AIM OF THE EXERCISE -
Leave out the pictures and copy the remaining records exactly.

— Start of PROVIDED DATA —

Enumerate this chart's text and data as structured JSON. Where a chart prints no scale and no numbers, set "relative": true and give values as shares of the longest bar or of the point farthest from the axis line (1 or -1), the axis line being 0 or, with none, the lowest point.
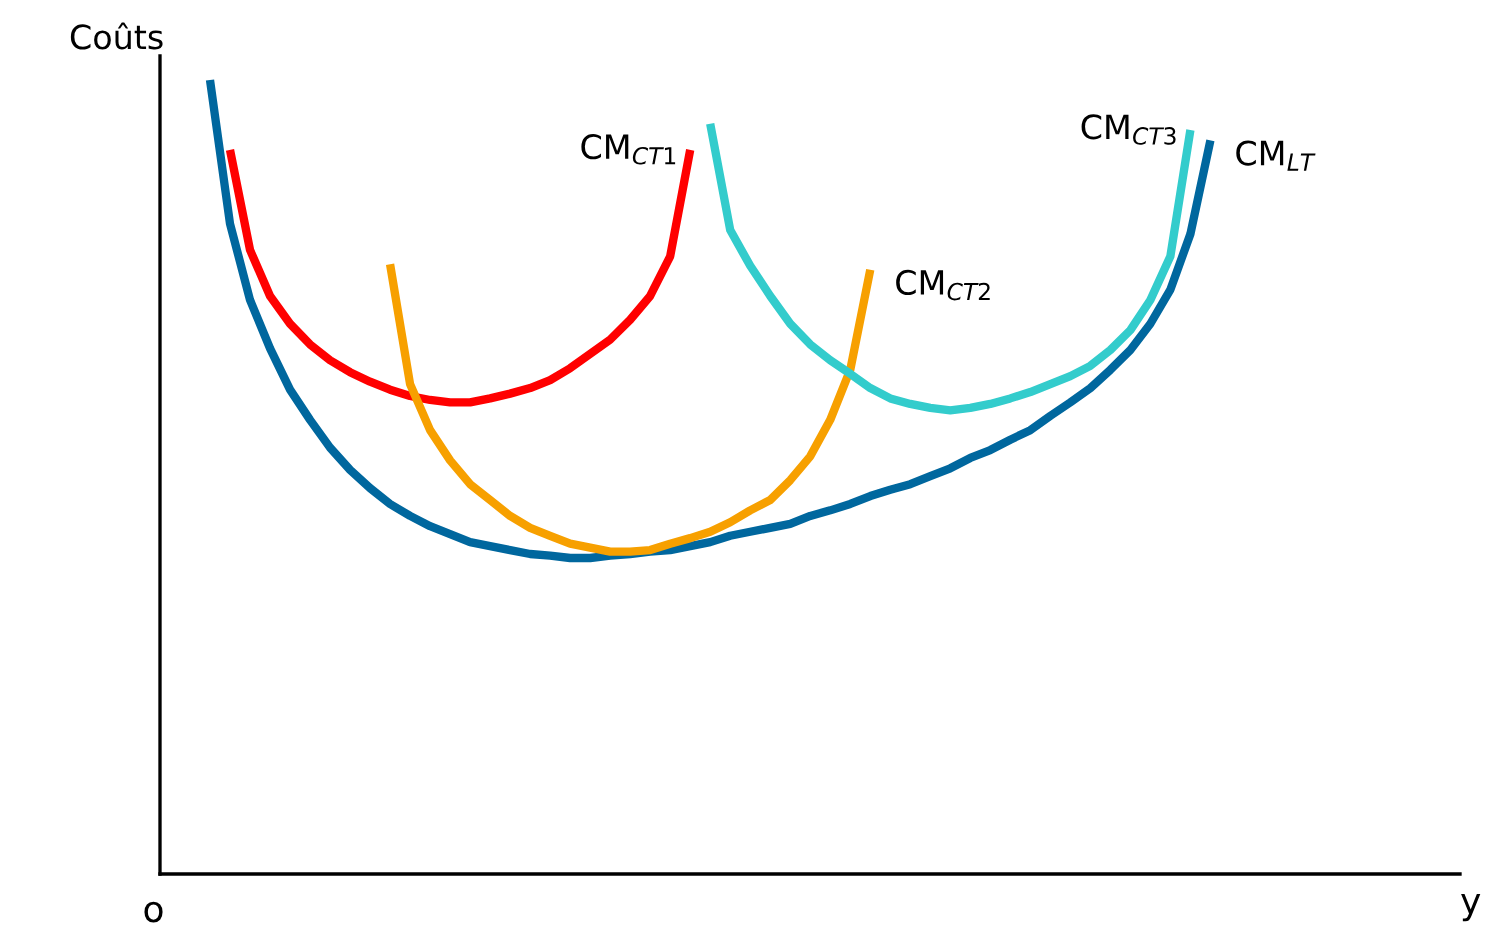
{
  "chart_data": {
    "type": "line",
    "relative": true,
    "ylabel": "Coûts",
    "annotations": [
      "o",
      "y"
    ],
    "marker": "none",
    "line_style": "solid",
    "categories": [
      null,
      null,
      null,
      null,
      null,
      null,
      null,
      null,
      null,
      null,
      null,
      null,
      null,
      null,
      null,
      null,
      null,
      null,
      null,
      null,
      null,
      null,
      null,
      null,
      null,
      null,
      null,
      null,
      null,
      null,
      null,
      null,
      null,
      null,
      null,
      null,
      null,
      null,
      null,
      null,
      null,
      null,
      null,
      null,
      null,
      null,
      null,
      null,
      null,
      null,
      null
    ],
    "series": [
      {
        "name": "CM$_{LT}$",
        "color": "#00679e",
        "values": [
          1.0,
          0.819,
          0.723,
          0.662,
          0.61,
          0.572,
          0.537,
          0.509,
          0.486,
          0.466,
          0.451,
          0.438,
          0.428,
          0.418,
          0.413,
          0.408,
          0.403,
          0.401,
          0.398,
          0.398,
          0.401,
          0.403,
          0.406,
          0.408,
          0.413,
          0.418,
          0.426,
          0.431,
          0.436,
          0.441,
          0.451,
          0.458,
          0.466,
          0.476,
          0.484,
          0.491,
          0.501,
          0.511,
          0.524,
          0.534,
          0.547,
          0.559,
          0.577,
          0.594,
          0.612,
          0.635,
          0.66,
          0.693,
          0.736,
          0.806,
          0.924
        ]
      },
      {
        "name": "CM$_{CT1}$",
        "color": "#ff0000",
        "values": [
          null,
          0.912,
          0.786,
          0.728,
          0.693,
          0.667,
          0.647,
          0.632,
          0.62,
          0.61,
          0.602,
          0.597,
          0.594,
          0.594,
          0.599,
          0.605,
          0.612,
          0.622,
          0.637,
          0.655,
          0.673,
          0.698,
          0.728,
          0.778,
          0.912,
          null,
          null,
          null,
          null,
          null,
          null,
          null,
          null,
          null,
          null,
          null,
          null,
          null,
          null,
          null,
          null,
          null,
          null,
          null,
          null,
          null,
          null,
          null,
          null,
          null,
          null
        ]
      },
      {
        "name": "CM$_{CT2}$",
        "color": "#f7a000",
        "values": [
          null,
          null,
          null,
          null,
          null,
          null,
          null,
          null,
          null,
          0.768,
          0.617,
          0.559,
          0.521,
          0.491,
          0.471,
          0.451,
          0.436,
          0.426,
          0.416,
          0.411,
          0.406,
          0.406,
          0.408,
          0.416,
          0.423,
          0.431,
          0.443,
          0.458,
          0.471,
          0.496,
          0.526,
          0.572,
          0.635,
          0.761,
          null,
          null,
          null,
          null,
          null,
          null,
          null,
          null,
          null,
          null,
          null,
          null,
          null,
          null,
          null,
          null,
          null
        ]
      },
      {
        "name": "CM$_{CT3}$",
        "color": "#33cccc",
        "values": [
          null,
          null,
          null,
          null,
          null,
          null,
          null,
          null,
          null,
          null,
          null,
          null,
          null,
          null,
          null,
          null,
          null,
          null,
          null,
          null,
          null,
          null,
          null,
          null,
          null,
          0.945,
          0.811,
          0.766,
          0.728,
          0.693,
          0.667,
          0.647,
          0.63,
          0.612,
          0.599,
          0.592,
          0.587,
          0.584,
          0.587,
          0.592,
          0.599,
          0.607,
          0.617,
          0.627,
          0.64,
          0.66,
          0.685,
          0.723,
          0.778,
          0.937,
          null
        ]
      }
    ]
  }
}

— End of PROVIDED DATA —

THE ANSWER -
Enumerate this chart's text and data as structured JSON. Where a chart prints no scale and no numbers, set "relative": true and give values as shares of the longest bar or of the point farthest from the axis line (1 or -1), the axis line being 0 or, with none, the lowest point.
{
  "chart_data": {
    "type": "line",
    "relative": true,
    "ylabel": "Coûts",
    "annotations": [
      "o",
      "y"
    ],
    "marker": "none",
    "line_style": "solid",
    "categories": [
      null,
      null,
      null,
      null,
      null,
      null,
      null,
      null,
      null,
      null,
      null,
      null,
      null,
      null,
      null,
      null,
      null,
      null,
      null,
      null,
      null,
      null,
      null,
      null,
      null,
      null,
      null,
      null,
      null,
      null,
      null,
      null,
      null,
      null,
      null,
      null,
      null,
      null,
      null,
      null,
      null,
      null,
      null,
      null,
      null,
      null,
      null,
      null,
      null,
      null,
      null
    ],
    "series": [
      {
        "name": "CM$_{LT}$",
        "color": "#00679e",
        "values": [
          1.0,
          0.819,
          0.723,
          0.662,
          0.61,
          0.572,
          0.537,
          0.509,
          0.486,
          0.466,
          0.451,
          0.438,
          0.428,
          0.418,
          0.413,
          0.408,
          0.403,
          0.401,
          0.398,
          0.398,
          0.401,
          0.403,
          0.406,
          0.408,
          0.413,
          0.418,
          0.426,
          0.431,
          0.436,
          0.441,
          0.451,
          0.458,
          0.466,
          0.476,
          0.484,
          0.491,
          0.501,
          0.511,
          0.524,
          0.534,
          0.547,
          0.559,
          0.577,
          0.594,
          0.612,
          0.635,
          0.66,
          0.693,
          0.736,
          0.806,
          0.924
        ]
      },
      {
        "name": "CM$_{CT1}$",
        "color": "#ff0000",
        "values": [
          null,
          0.912,
          0.786,
          0.728,
          0.693,
          0.667,
          0.647,
          0.632,
          0.62,
          0.61,
          0.602,
          0.597,
          0.594,
          0.594,
          0.599,
          0.605,
          0.612,
          0.622,
          0.637,
          0.655,
          0.673,
          0.698,
          0.728,
          0.778,
          0.912,
          null,
          null,
          null,
          null,
          null,
          null,
          null,
          null,
          null,
          null,
          null,
          null,
          null,
          null,
          null,
          null,
          null,
          null,
          null,
          null,
          null,
          null,
          null,
          null,
          null,
          null
        ]
      },
      {
        "name": "CM$_{CT2}$",
        "color": "#f7a000",
        "values": [
          null,
          null,
          null,
          null,
          null,
          null,
          null,
          null,
          null,
          0.768,
          0.617,
          0.559,
          0.521,
          0.491,
          0.471,
          0.451,
          0.436,
          0.426,
          0.416,
          0.411,
          0.406,
          0.406,
          0.408,
          0.416,
          0.423,
          0.431,
          0.443,
          0.458,
          0.471,
          0.496,
          0.526,
          0.572,
          0.635,
          0.761,
          null,
          null,
          null,
          null,
          null,
          null,
          null,
          null,
          null,
          null,
          null,
          null,
          null,
          null,
          null,
          null,
          null
        ]
      },
      {
        "name": "CM$_{CT3}$",
        "color": "#33cccc",
        "values": [
          null,
          null,
          null,
          null,
          null,
          null,
          null,
          null,
          null,
          null,
          null,
          null,
          null,
          null,
          null,
          null,
          null,
          null,
          null,
          null,
          null,
          null,
          null,
          null,
          null,
          0.945,
          0.811,
          0.766,
          0.728,
          0.693,
          0.667,
          0.647,
          0.63,
          0.612,
          0.599,
          0.592,
          0.587,
          0.584,
          0.587,
          0.592,
          0.599,
          0.607,
          0.617,
          0.627,
          0.64,
          0.66,
          0.685,
          0.723,
          0.778,
          0.937,
          null
        ]
      }
    ]
  }
}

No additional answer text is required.